**TASK OBJECTIVE**
Output the material below in its entirety, exactly as given.

**MATERIAL SHOWN**
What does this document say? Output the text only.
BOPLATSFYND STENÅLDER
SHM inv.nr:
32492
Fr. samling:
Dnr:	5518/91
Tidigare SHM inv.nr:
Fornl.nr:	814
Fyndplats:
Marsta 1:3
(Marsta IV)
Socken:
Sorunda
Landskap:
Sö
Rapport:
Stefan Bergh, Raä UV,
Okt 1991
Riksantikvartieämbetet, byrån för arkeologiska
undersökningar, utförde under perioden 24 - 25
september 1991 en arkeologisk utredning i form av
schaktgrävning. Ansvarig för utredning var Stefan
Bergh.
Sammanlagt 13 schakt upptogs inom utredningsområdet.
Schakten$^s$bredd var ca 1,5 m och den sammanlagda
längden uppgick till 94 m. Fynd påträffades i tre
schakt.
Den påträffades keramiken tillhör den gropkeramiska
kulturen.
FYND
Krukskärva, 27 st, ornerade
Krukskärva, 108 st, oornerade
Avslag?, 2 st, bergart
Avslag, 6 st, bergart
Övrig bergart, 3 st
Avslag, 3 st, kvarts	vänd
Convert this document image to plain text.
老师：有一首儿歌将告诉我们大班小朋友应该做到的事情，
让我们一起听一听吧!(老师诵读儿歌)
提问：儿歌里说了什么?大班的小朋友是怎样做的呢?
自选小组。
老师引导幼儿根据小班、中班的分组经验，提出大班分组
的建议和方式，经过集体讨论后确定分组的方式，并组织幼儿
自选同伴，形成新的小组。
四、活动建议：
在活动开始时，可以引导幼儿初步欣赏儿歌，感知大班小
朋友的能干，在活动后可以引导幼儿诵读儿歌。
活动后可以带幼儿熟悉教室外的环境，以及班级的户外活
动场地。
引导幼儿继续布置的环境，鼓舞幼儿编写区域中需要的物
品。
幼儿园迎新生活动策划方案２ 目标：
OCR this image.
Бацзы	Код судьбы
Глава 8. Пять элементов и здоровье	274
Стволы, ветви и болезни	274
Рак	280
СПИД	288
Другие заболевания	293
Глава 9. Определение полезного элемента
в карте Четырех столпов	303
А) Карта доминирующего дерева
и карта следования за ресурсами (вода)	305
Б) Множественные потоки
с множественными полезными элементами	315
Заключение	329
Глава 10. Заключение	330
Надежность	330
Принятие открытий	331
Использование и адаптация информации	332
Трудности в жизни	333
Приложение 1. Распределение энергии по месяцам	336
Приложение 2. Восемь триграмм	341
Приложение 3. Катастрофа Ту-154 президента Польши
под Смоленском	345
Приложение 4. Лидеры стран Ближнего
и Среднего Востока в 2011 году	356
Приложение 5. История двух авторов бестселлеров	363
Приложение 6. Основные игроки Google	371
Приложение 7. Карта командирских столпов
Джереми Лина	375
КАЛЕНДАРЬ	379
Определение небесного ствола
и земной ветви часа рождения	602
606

**EXERCISE ANSWER**
What does this document say? Output the text only.
BOPLATSFYND STENÅLDER
SHM inv.nr:
32492
Fr. samling:
Dnr:	5518/91
Tidigare SHM inv.nr:
Fornl.nr:	814
Fyndplats:
Marsta 1:3
(Marsta IV)
Socken:
Sorunda
Landskap:
Sö
Rapport:
Stefan Bergh, Raä UV,
Okt 1991
Riksantikvartieämbetet, byrån för arkeologiska
undersökningar, utförde under perioden 24 - 25
september 1991 en arkeologisk utredning i form av
schaktgrävning. Ansvarig för utredning var Stefan
Bergh.
Sammanlagt 13 schakt upptogs inom utredningsområdet.
Schakten$^s$bredd var ca 1,5 m och den sammanlagda
längden uppgick till 94 m. Fynd påträffades i tre
schakt.
Den påträffades keramiken tillhör den gropkeramiska
kulturen.
FYND
Krukskärva, 27 st, ornerade
Krukskärva, 108 st, oornerade
Avslag?, 2 st, bergart
Avslag, 6 st, bergart
Övrig bergart, 3 st
Avslag, 3 st, kvarts	vänd
Convert this document image to plain text.
老师：有一首儿歌将告诉我们大班小朋友应该做到的事情，
让我们一起听一听吧!(老师诵读儿歌)
提问：儿歌里说了什么?大班的小朋友是怎样做的呢?
自选小组。
老师引导幼儿根据小班、中班的分组经验，提出大班分组
的建议和方式，经过集体讨论后确定分组的方式，并组织幼儿
自选同伴，形成新的小组。
四、活动建议：
在活动开始时，可以引导幼儿初步欣赏儿歌，感知大班小
朋友的能干，在活动后可以引导幼儿诵读儿歌。
活动后可以带幼儿熟悉教室外的环境，以及班级的户外活
动场地。
引导幼儿继续布置的环境，鼓舞幼儿编写区域中需要的物
品。
幼儿园迎新生活动策划方案２ 目标：
OCR this image.
Бацзы	Код судьбы
Глава 8. Пять элементов и здоровье	274
Стволы, ветви и болезни	274
Рак	280
СПИД	288
Другие заболевания	293
Глава 9. Определение полезного элемента
в карте Четырех столпов	303
А) Карта доминирующего дерева
и карта следования за ресурсами (вода)	305
Б) Множественные потоки
с множественными полезными элементами	315
Заключение	329
Глава 10. Заключение	330
Надежность	330
Принятие открытий	331
Использование и адаптация информации	332
Трудности в жизни	333
Приложение 1. Распределение энергии по месяцам	336
Приложение 2. Восемь триграмм	341
Приложение 3. Катастрофа Ту-154 президента Польши
под Смоленском	345
Приложение 4. Лидеры стран Ближнего
и Среднего Востока в 2011 году	356
Приложение 5. История двух авторов бестселлеров	363
Приложение 6. Основные игроки Google	371
Приложение 7. Карта командирских столпов
Джереми Лина	375
КАЛЕНДАРЬ	379
Определение небесного ствола
и земной ветви часа рождения	602
606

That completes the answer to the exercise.